◆ WHAT IS NEEDED: Tally the lines below that contain the word "code", and give only that number.

Records that describe figures:
___
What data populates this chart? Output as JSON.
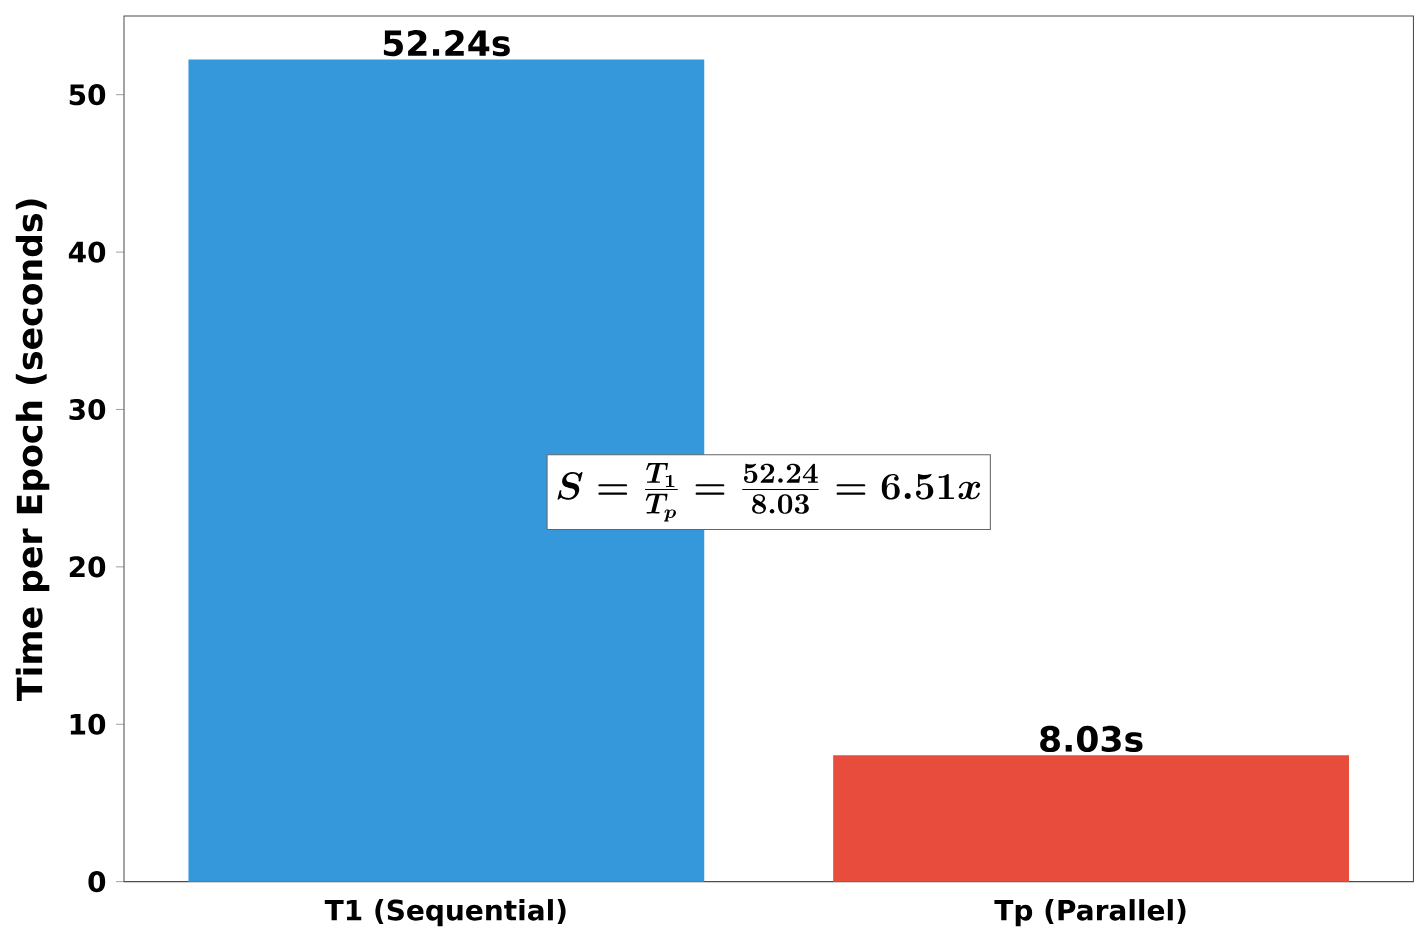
{
  "chart_data": {
    "type": "bar",
    "categories": [
      "T1 (Sequential)",
      "Tp (Parallel)"
    ],
    "values": [
      52.24,
      8.03
    ],
    "colors": [
      "#3498db",
      "#e74c3c"
    ],
    "value_labels": [
      "52.24s",
      "8.03s"
    ],
    "ylabel": "Time per Epoch (seconds)",
    "ylim": [
      0,
      55
    ],
    "yticks": [
      0,
      10,
      20,
      30,
      40,
      50
    ],
    "annotations": [
      "S = \\frac{T_1}{T_p} = \\frac{52.24}{8.03} = 6.51x"
    ]
  }
}
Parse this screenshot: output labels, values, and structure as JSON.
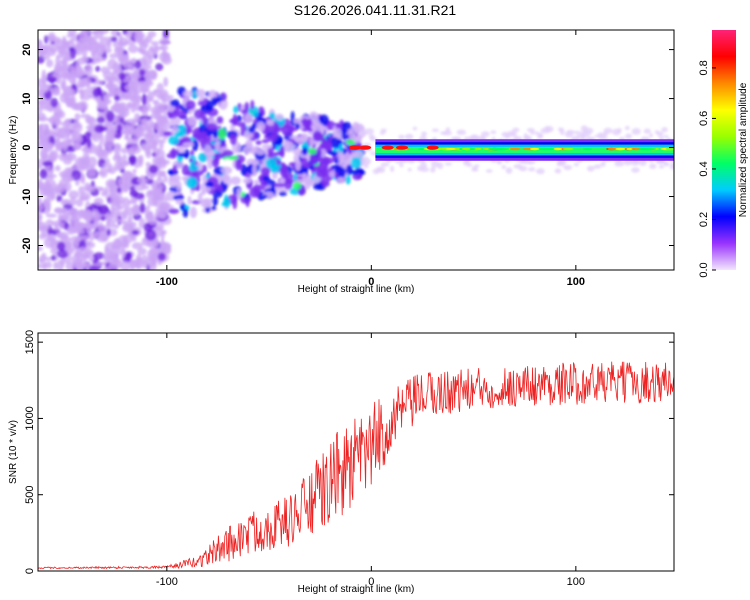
{
  "title": "S126.2026.041.11.31.R21",
  "chart_data": [
    {
      "type": "heatmap",
      "name": "spectrogram",
      "xlabel": "Height of straight line (km)",
      "ylabel": "Frequency (Hz)",
      "xlim": [
        -163,
        148
      ],
      "ylim": [
        -25,
        24
      ],
      "xticks": [
        "-100",
        "0",
        "100"
      ],
      "xtick_values": [
        -100,
        0,
        100
      ],
      "yticks": [
        "-20",
        "-10",
        "0",
        "10",
        "20"
      ],
      "ytick_values": [
        -20,
        -10,
        0,
        10,
        20
      ],
      "colorbar": {
        "label": "Normalized spectral amplitude",
        "range": [
          0,
          0.95
        ],
        "ticks": [
          "0.0",
          "0.2",
          "0.4",
          "0.6",
          "0.8"
        ],
        "tick_values": [
          0.0,
          0.2,
          0.4,
          0.6,
          0.8
        ],
        "colors": [
          "#f3e6ff",
          "#9933ff",
          "#0000ff",
          "#00ccff",
          "#00ff66",
          "#99ff00",
          "#ffff00",
          "#ff8800",
          "#ff0000",
          "#ff2277"
        ]
      },
      "features": {
        "noise_region_x": [
          -163,
          -100
        ],
        "transition_region_x": [
          -100,
          -5
        ],
        "stable_tone_x": [
          10,
          148
        ],
        "stable_tone_frequency": -0.5,
        "peak_amplitude_points": [
          [
            -8,
            0
          ],
          [
            -3,
            0
          ],
          [
            8,
            0
          ],
          [
            15,
            0
          ],
          [
            30,
            0
          ]
        ]
      }
    },
    {
      "type": "line",
      "name": "snr",
      "xlabel": "Height of straight line (km)",
      "ylabel": "SNR (10 * v/v)",
      "xlim": [
        -163,
        148
      ],
      "ylim": [
        0,
        1560
      ],
      "xticks": [
        "-100",
        "0",
        "100"
      ],
      "xtick_values": [
        -100,
        0,
        100
      ],
      "yticks": [
        "0",
        "500",
        "1000",
        "1500"
      ],
      "ytick_values": [
        0,
        500,
        1000,
        1500
      ],
      "series": [
        {
          "name": "SNR",
          "color": "#ee2222",
          "trend_x": [
            -163,
            -100,
            -85,
            -70,
            -55,
            -40,
            -25,
            -15,
            -5,
            5,
            15,
            25,
            40,
            60,
            80,
            100,
            120,
            148
          ],
          "trend_y": [
            20,
            25,
            60,
            180,
            270,
            330,
            500,
            650,
            720,
            900,
            1050,
            1150,
            1180,
            1200,
            1220,
            1230,
            1235,
            1240
          ],
          "noise_amplitude": [
            5,
            8,
            40,
            120,
            150,
            170,
            260,
            300,
            310,
            250,
            180,
            160,
            150,
            140,
            140,
            140,
            140,
            140
          ],
          "samples": 900
        }
      ]
    }
  ]
}
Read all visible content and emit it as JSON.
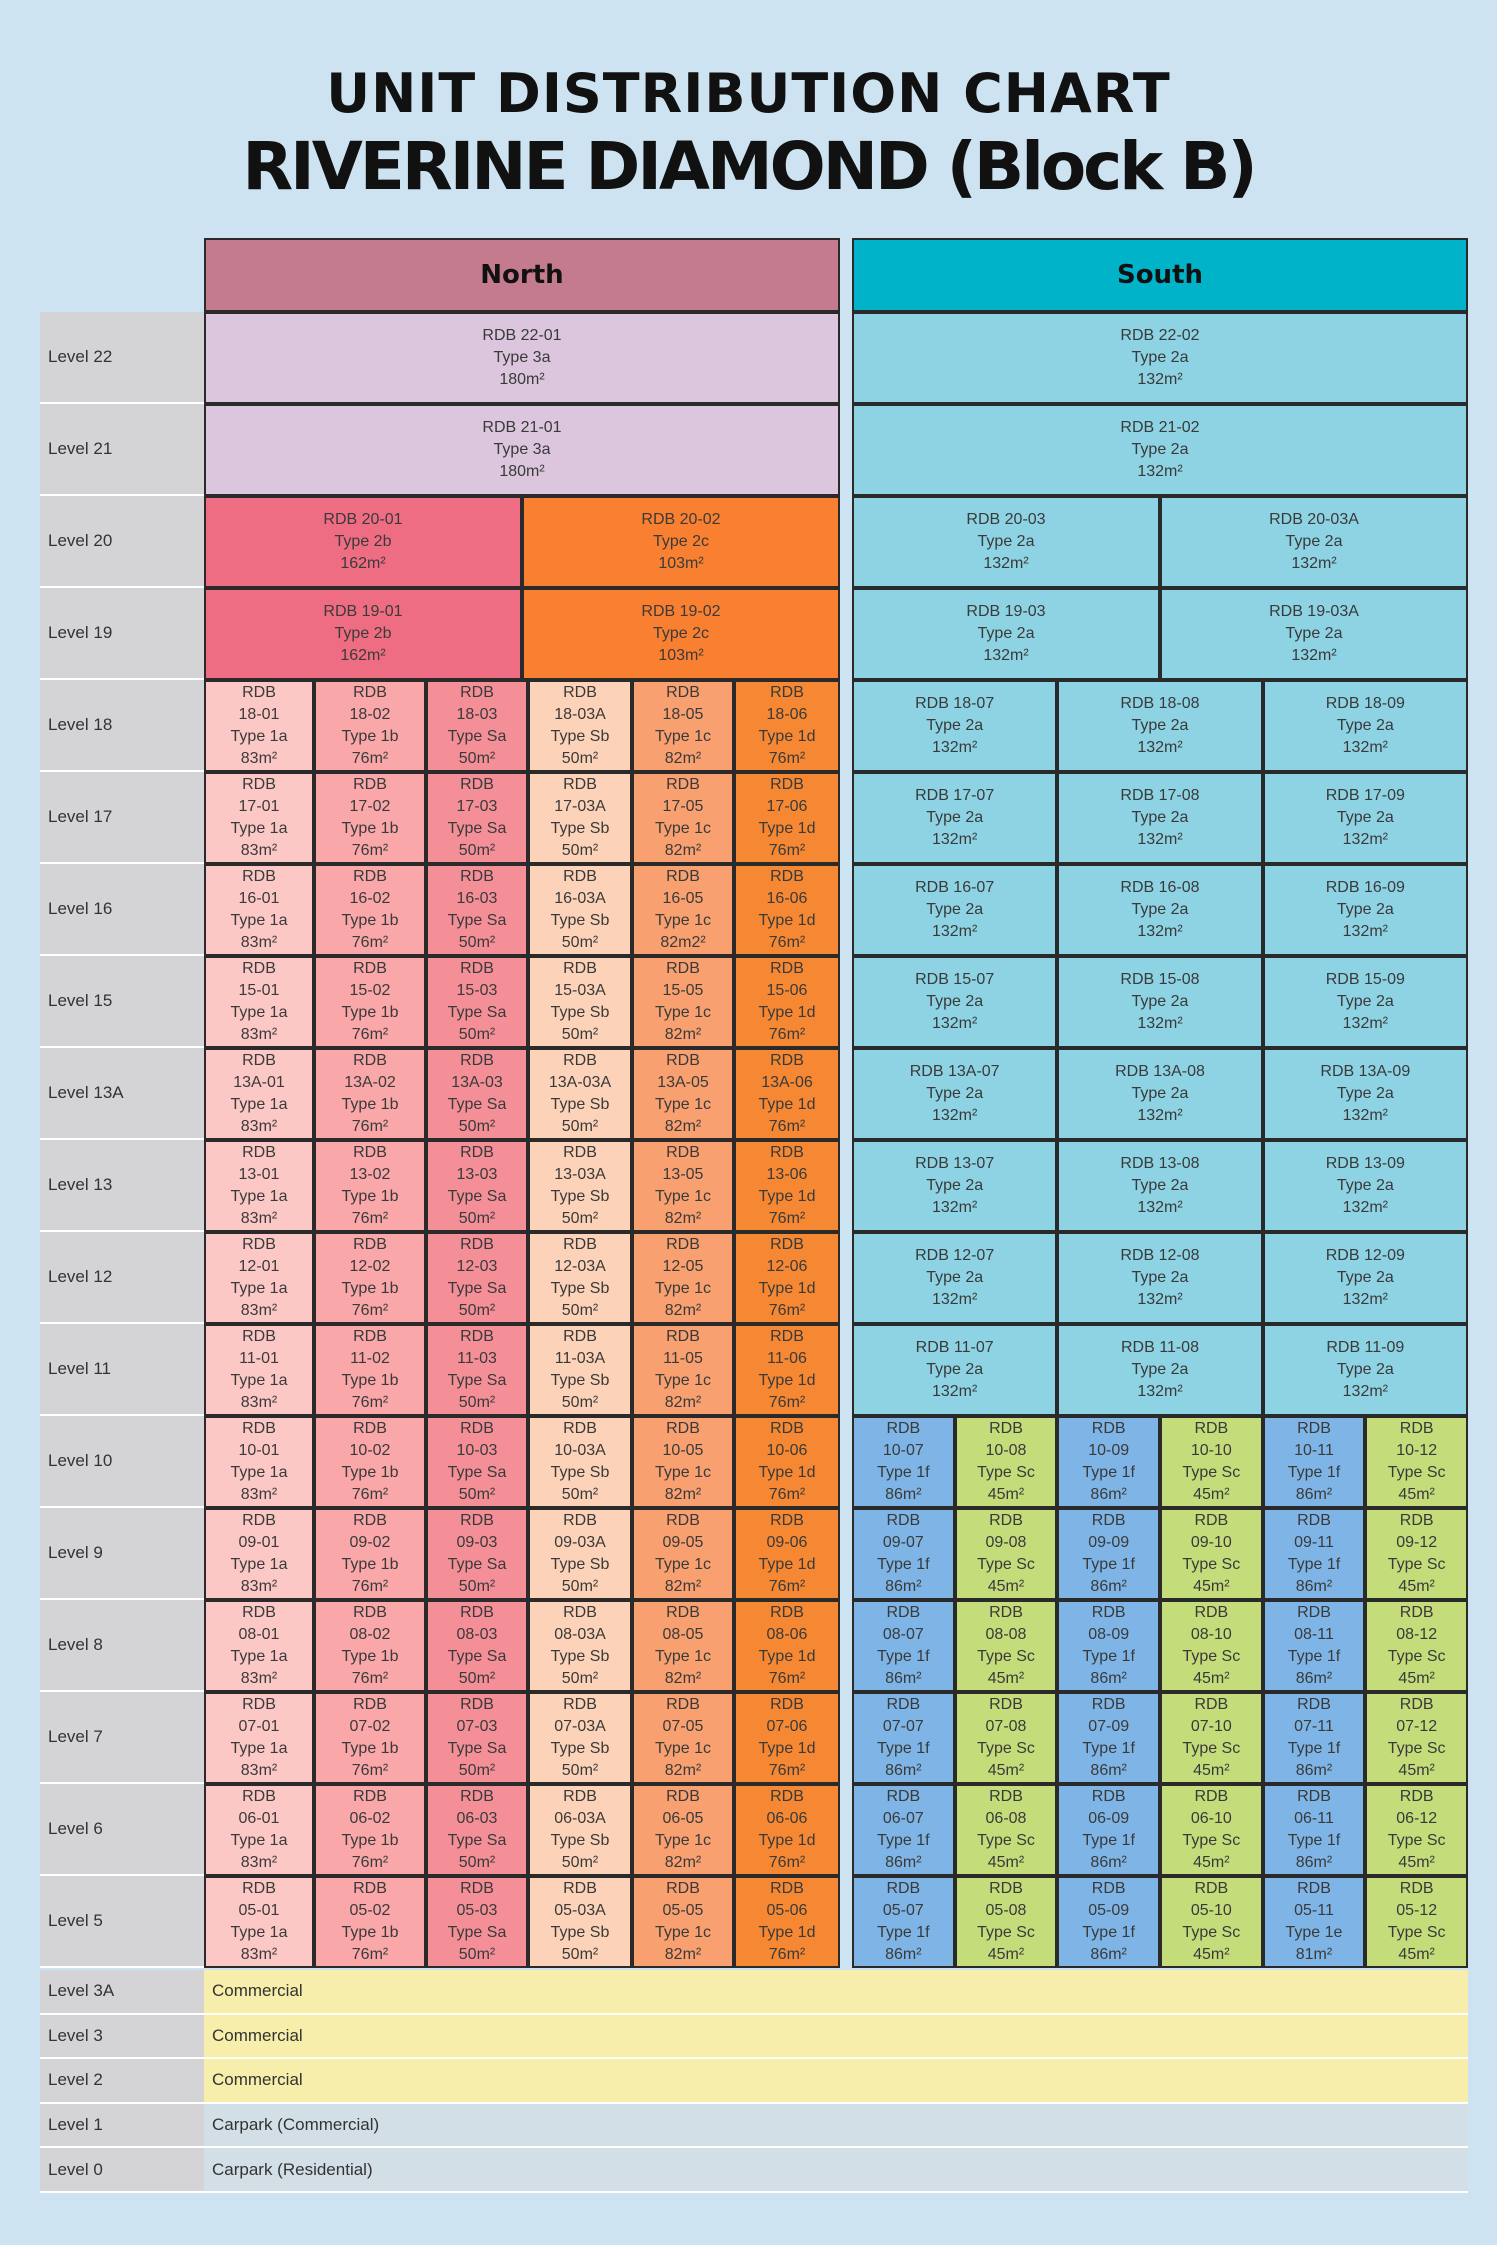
{
  "title": "UNIT DISTRIBUTION CHART",
  "subtitle": "RIVERINE DIAMOND (Block B)",
  "north_label": "North",
  "south_label": "South",
  "colors": {
    "1a": "#fcc8c6",
    "1b": "#f9a7a9",
    "Sa": "#f48f98",
    "Sb": "#fcd2b8",
    "1c": "#f9a070",
    "1d": "#f68833",
    "2b": "#ef6d82",
    "2c": "#f98030",
    "3a": "#dbc6dd",
    "2a": "#8dd3e3",
    "1f": "#7eb5e6",
    "Sc": "#c5dc7b",
    "1e": "#7eb5e6",
    "north_header": "#c47b8e",
    "south_header": "#00b3c8",
    "commercial": "#f6eeaa",
    "carpark": "#d2dfe6",
    "level": "#d4d4d6"
  },
  "top_levels": [
    {
      "level": "Level 22",
      "north": [
        {
          "code": "RDB 22-01",
          "type": "Type 3a",
          "area": "180m²",
          "key": "3a"
        }
      ],
      "south": [
        {
          "code": "RDB 22-02",
          "type": "Type 2a",
          "area": "132m²",
          "key": "2a"
        }
      ]
    },
    {
      "level": "Level 21",
      "north": [
        {
          "code": "RDB 21-01",
          "type": "Type 3a",
          "area": "180m²",
          "key": "3a"
        }
      ],
      "south": [
        {
          "code": "RDB 21-02",
          "type": "Type 2a",
          "area": "132m²",
          "key": "2a"
        }
      ]
    },
    {
      "level": "Level 20",
      "north": [
        {
          "code": "RDB 20-01",
          "type": "Type 2b",
          "area": "162m²",
          "key": "2b"
        },
        {
          "code": "RDB 20-02",
          "type": "Type 2c",
          "area": "103m²",
          "key": "2c"
        }
      ],
      "south": [
        {
          "code": "RDB 20-03",
          "type": "Type 2a",
          "area": "132m²",
          "key": "2a"
        },
        {
          "code": "RDB 20-03A",
          "type": "Type 2a",
          "area": "132m²",
          "key": "2a"
        }
      ]
    },
    {
      "level": "Level 19",
      "north": [
        {
          "code": "RDB 19-01",
          "type": "Type 2b",
          "area": "162m²",
          "key": "2b"
        },
        {
          "code": "RDB 19-02",
          "type": "Type 2c",
          "area": "103m²",
          "key": "2c"
        }
      ],
      "south": [
        {
          "code": "RDB 19-03",
          "type": "Type 2a",
          "area": "132m²",
          "key": "2a"
        },
        {
          "code": "RDB 19-03A",
          "type": "Type 2a",
          "area": "132m²",
          "key": "2a"
        }
      ]
    }
  ],
  "mid_levels": [
    {
      "level": "Level 18",
      "id": "18",
      "south_labels": [
        "RDB 18-07",
        "RDB 18-08",
        "RDB 18-09"
      ],
      "area_05": "82m²"
    },
    {
      "level": "Level 17",
      "id": "17",
      "south_labels": [
        "RDB 17-07",
        "RDB 17-08",
        "RDB 17-09"
      ],
      "area_05": "82m²"
    },
    {
      "level": "Level 16",
      "id": "16",
      "south_labels": [
        "RDB 16-07",
        "RDB 16-08",
        "RDB 16-09"
      ],
      "area_05": "82m2²"
    },
    {
      "level": "Level 15",
      "id": "15",
      "south_labels": [
        "RDB 15-07",
        "RDB 15-08",
        "RDB 15-09"
      ],
      "area_05": "82m²"
    },
    {
      "level": "Level 13A",
      "id": "13A",
      "south_labels": [
        "RDB 13A-07",
        "RDB 13A-08",
        "RDB 13A-09"
      ],
      "area_05": "82m²"
    },
    {
      "level": "Level 13",
      "id": "13",
      "south_labels": [
        "RDB 13-07",
        "RDB 13-08",
        "RDB 13-09"
      ],
      "area_05": "82m²"
    },
    {
      "level": "Level 12",
      "id": "12",
      "south_labels": [
        "RDB 12-07",
        "RDB 12-08",
        "RDB 12-09"
      ],
      "area_05": "82m²"
    },
    {
      "level": "Level 11",
      "id": "11",
      "south_labels": [
        "RDB 11-07",
        "RDB 11-08",
        "RDB 11-09"
      ],
      "area_05": "82m²"
    }
  ],
  "low_levels": [
    {
      "level": "Level 10",
      "id": "10"
    },
    {
      "level": "Level 9",
      "id": "09"
    },
    {
      "level": "Level 8",
      "id": "08"
    },
    {
      "level": "Level 7",
      "id": "07"
    },
    {
      "level": "Level 6",
      "id": "06"
    },
    {
      "level": "Level 5",
      "id": "05",
      "exception": {
        "col": 4,
        "type": "Type 1e",
        "area": "81m²",
        "key": "1e"
      }
    }
  ],
  "north_units": [
    {
      "suffix": "01",
      "type": "Type 1a",
      "area": "83m²",
      "key": "1a"
    },
    {
      "suffix": "02",
      "type": "Type 1b",
      "area": "76m²",
      "key": "1b"
    },
    {
      "suffix": "03",
      "type": "Type Sa",
      "area": "50m²",
      "key": "Sa"
    },
    {
      "suffix": "03A",
      "type": "Type Sb",
      "area": "50m²",
      "key": "Sb"
    },
    {
      "suffix": "05",
      "type": "Type 1c",
      "area": "82m²",
      "key": "1c"
    },
    {
      "suffix": "06",
      "type": "Type 1d",
      "area": "76m²",
      "key": "1d"
    }
  ],
  "south_mid_unit": {
    "type": "Type 2a",
    "area": "132m²",
    "key": "2a"
  },
  "south_low_units": [
    {
      "suffix": "07",
      "type": "Type 1f",
      "area": "86m²",
      "key": "1f"
    },
    {
      "suffix": "08",
      "type": "Type Sc",
      "area": "45m²",
      "key": "Sc"
    },
    {
      "suffix": "09",
      "type": "Type 1f",
      "area": "86m²",
      "key": "1f"
    },
    {
      "suffix": "10",
      "type": "Type Sc",
      "area": "45m²",
      "key": "Sc"
    },
    {
      "suffix": "11",
      "type": "Type 1f",
      "area": "86m²",
      "key": "1f"
    },
    {
      "suffix": "12",
      "type": "Type Sc",
      "area": "45m²",
      "key": "Sc"
    }
  ],
  "rdb_label": "RDB",
  "podium": [
    {
      "level": "Level 3A",
      "use": "Commercial",
      "key": "commercial"
    },
    {
      "level": "Level 3",
      "use": "Commercial",
      "key": "commercial"
    },
    {
      "level": "Level 2",
      "use": "Commercial",
      "key": "commercial"
    },
    {
      "level": "Level 1",
      "use": "Carpark (Commercial)",
      "key": "carpark"
    },
    {
      "level": "Level 0",
      "use": "Carpark (Residential)",
      "key": "carpark"
    }
  ]
}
___
◆ RESPONSE TO THIS TASK: 12